Stored data entries

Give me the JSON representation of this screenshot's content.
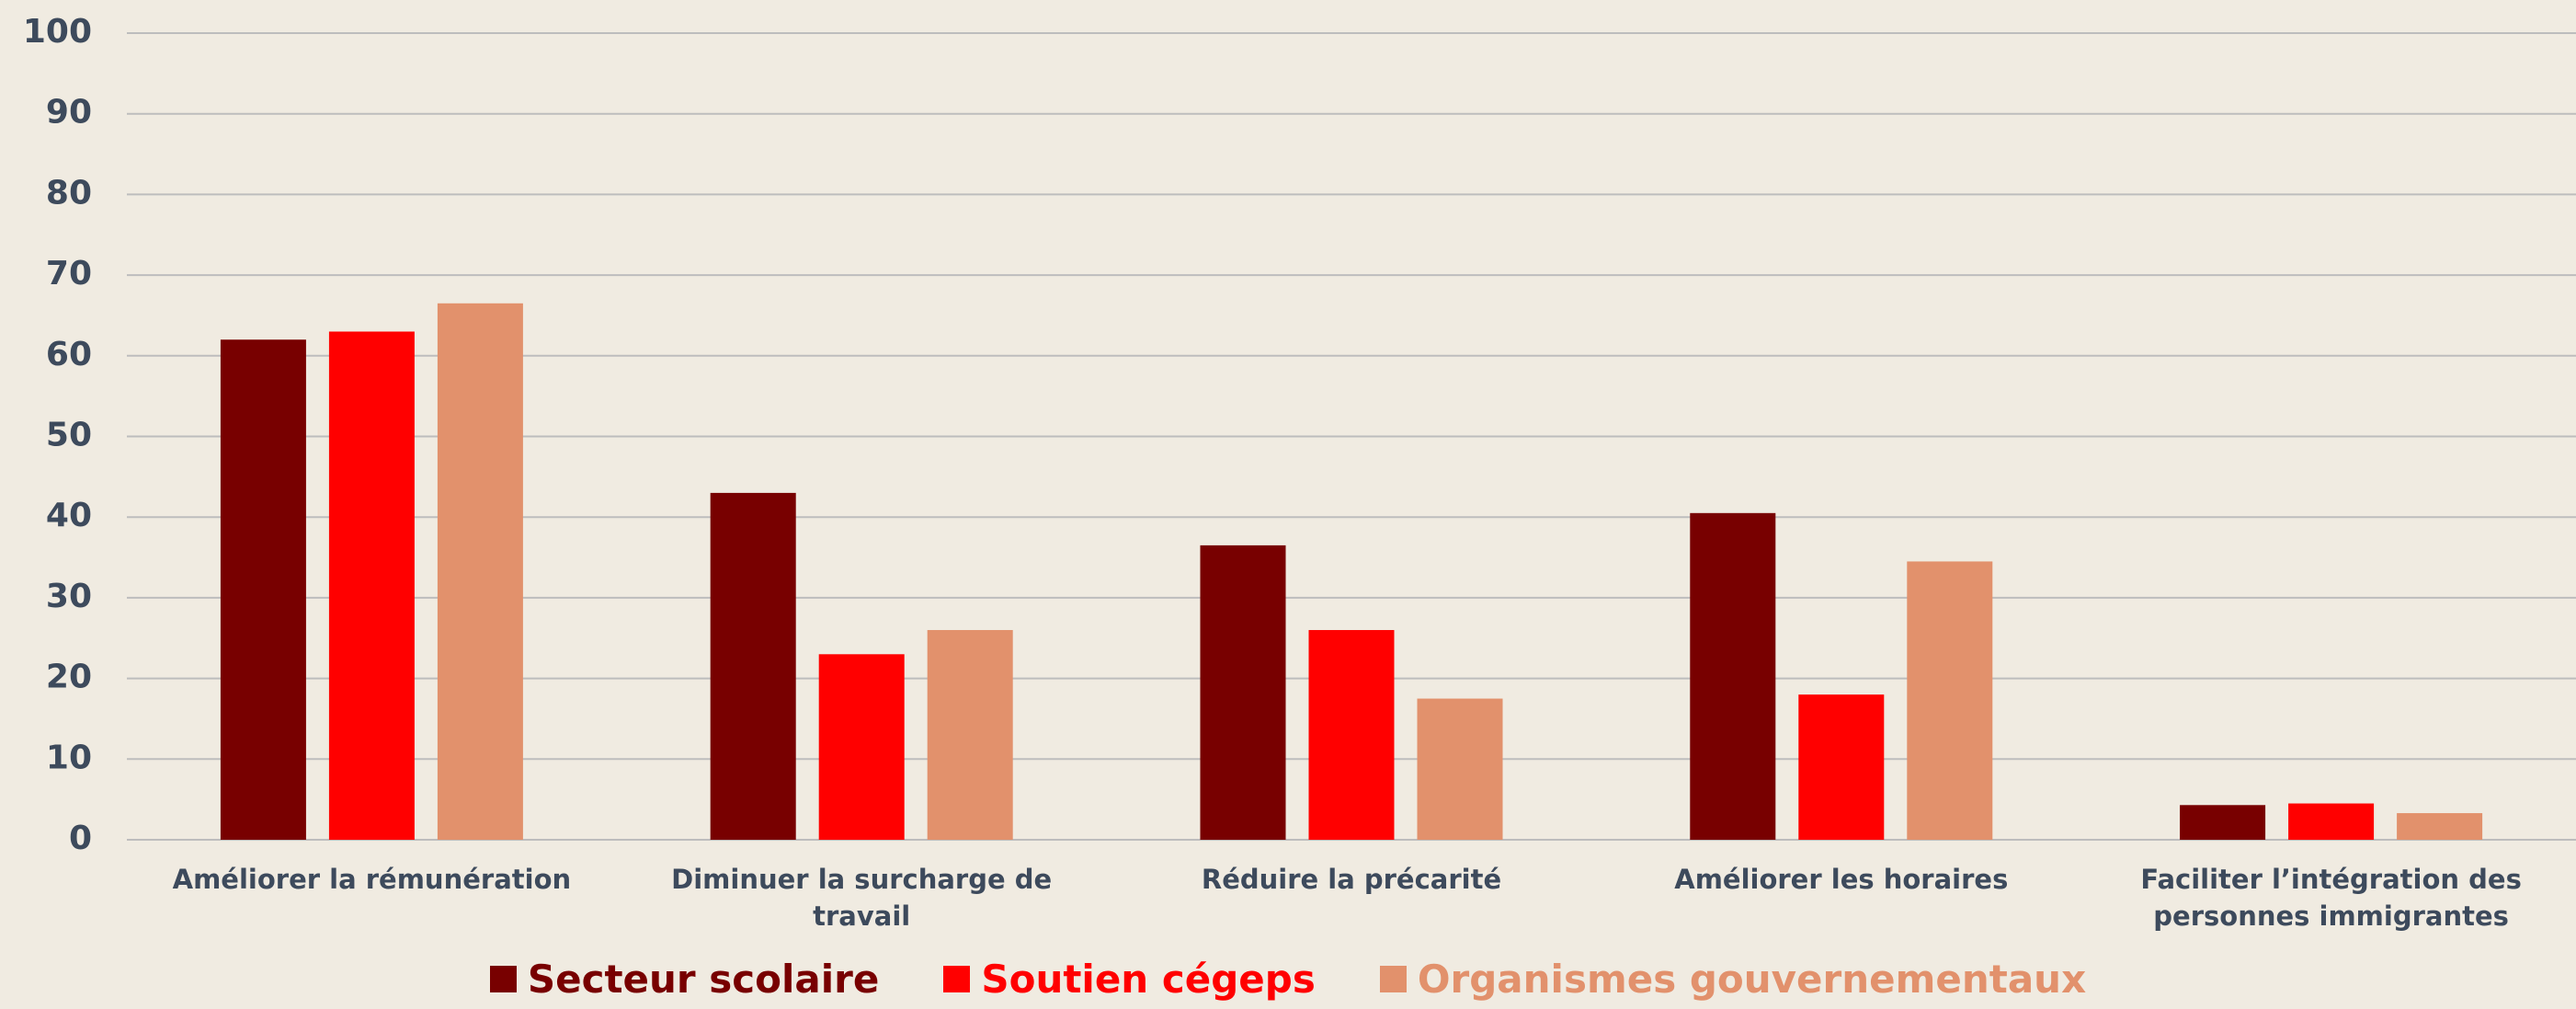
{
  "chart_data": {
    "type": "bar",
    "categories": [
      "Améliorer la rémunération",
      "Diminuer la surcharge de travail",
      "Réduire la précarité",
      "Améliorer les horaires",
      "Faciliter l’intégration des personnes immigrantes"
    ],
    "series": [
      {
        "name": "Secteur scolaire",
        "color": "#780000",
        "values": [
          62,
          43,
          36.5,
          40.5,
          4.3
        ]
      },
      {
        "name": "Soutien cégeps",
        "color": "#ff0000",
        "values": [
          63,
          23,
          26,
          18,
          4.5
        ]
      },
      {
        "name": "Organismes gouvernementaux",
        "color": "#e2916c",
        "values": [
          66.5,
          26,
          17.5,
          34.5,
          3.3
        ]
      }
    ],
    "ylim": [
      0,
      100
    ],
    "yticks": [
      0,
      10,
      20,
      30,
      40,
      50,
      60,
      70,
      80,
      90,
      100
    ],
    "grid": true
  }
}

-- WRITTEN TASK --
Repeat the material above verbatim, with no pictures in the output.

-- SOLVED EXERCISE --
Give me the JSON representation of this screenshot's content.
{
  "chart_data": {
    "type": "bar",
    "categories": [
      "Améliorer la rémunération",
      "Diminuer la surcharge de travail",
      "Réduire la précarité",
      "Améliorer les horaires",
      "Faciliter l’intégration des personnes immigrantes"
    ],
    "series": [
      {
        "name": "Secteur scolaire",
        "color": "#780000",
        "values": [
          62,
          43,
          36.5,
          40.5,
          4.3
        ]
      },
      {
        "name": "Soutien cégeps",
        "color": "#ff0000",
        "values": [
          63,
          23,
          26,
          18,
          4.5
        ]
      },
      {
        "name": "Organismes gouvernementaux",
        "color": "#e2916c",
        "values": [
          66.5,
          26,
          17.5,
          34.5,
          3.3
        ]
      }
    ],
    "ylim": [
      0,
      100
    ],
    "yticks": [
      0,
      10,
      20,
      30,
      40,
      50,
      60,
      70,
      80,
      90,
      100
    ],
    "grid": true
  }
}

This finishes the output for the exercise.